Requirement: Reproduce each line of the material exactly, minus any picture.

━━━

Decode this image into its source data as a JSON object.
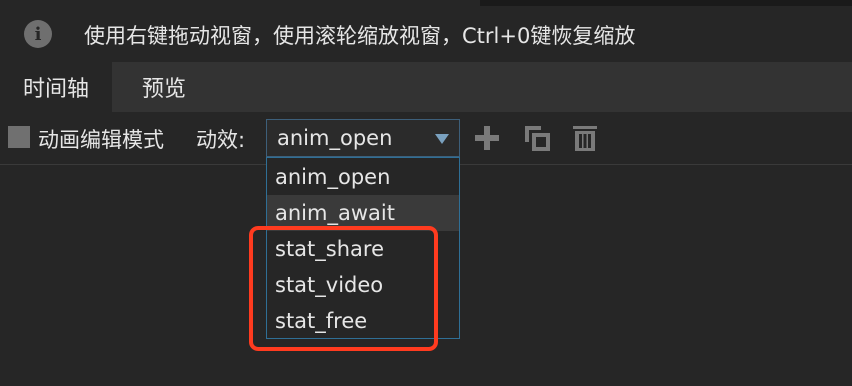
{
  "hint": {
    "icon": "info-icon",
    "text": "使用右键拖动视窗，使用滚轮缩放视窗，Ctrl+0键恢复缩放"
  },
  "tabs": [
    {
      "label": "时间轴",
      "active": true
    },
    {
      "label": "预览",
      "active": false
    }
  ],
  "toolbar": {
    "checkbox_label": "动画编辑模式",
    "checkbox_checked": false,
    "effect_label": "动效:",
    "selected_effect": "anim_open",
    "icons": [
      "add-icon",
      "duplicate-icon",
      "delete-icon"
    ]
  },
  "dropdown": {
    "options": [
      "anim_open",
      "anim_await",
      "stat_share",
      "stat_video",
      "stat_free"
    ],
    "hovered_index": 1
  },
  "colors": {
    "background": "#262626",
    "tab_bar": "#333333",
    "select_border": "#2f6f96",
    "highlight": "#ff3b1f"
  }
}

━━━

Solution:
Decode this image into its source data as a JSON object.
{
  "hint": {
    "icon": "info-icon",
    "text": "使用右键拖动视窗，使用滚轮缩放视窗，Ctrl+0键恢复缩放"
  },
  "tabs": [
    {
      "label": "时间轴",
      "active": true
    },
    {
      "label": "预览",
      "active": false
    }
  ],
  "toolbar": {
    "checkbox_label": "动画编辑模式",
    "checkbox_checked": false,
    "effect_label": "动效:",
    "selected_effect": "anim_open",
    "icons": [
      "add-icon",
      "duplicate-icon",
      "delete-icon"
    ]
  },
  "dropdown": {
    "options": [
      "anim_open",
      "anim_await",
      "stat_share",
      "stat_video",
      "stat_free"
    ],
    "hovered_index": 1
  },
  "colors": {
    "background": "#262626",
    "tab_bar": "#333333",
    "select_border": "#2f6f96",
    "highlight": "#ff3b1f"
  }
}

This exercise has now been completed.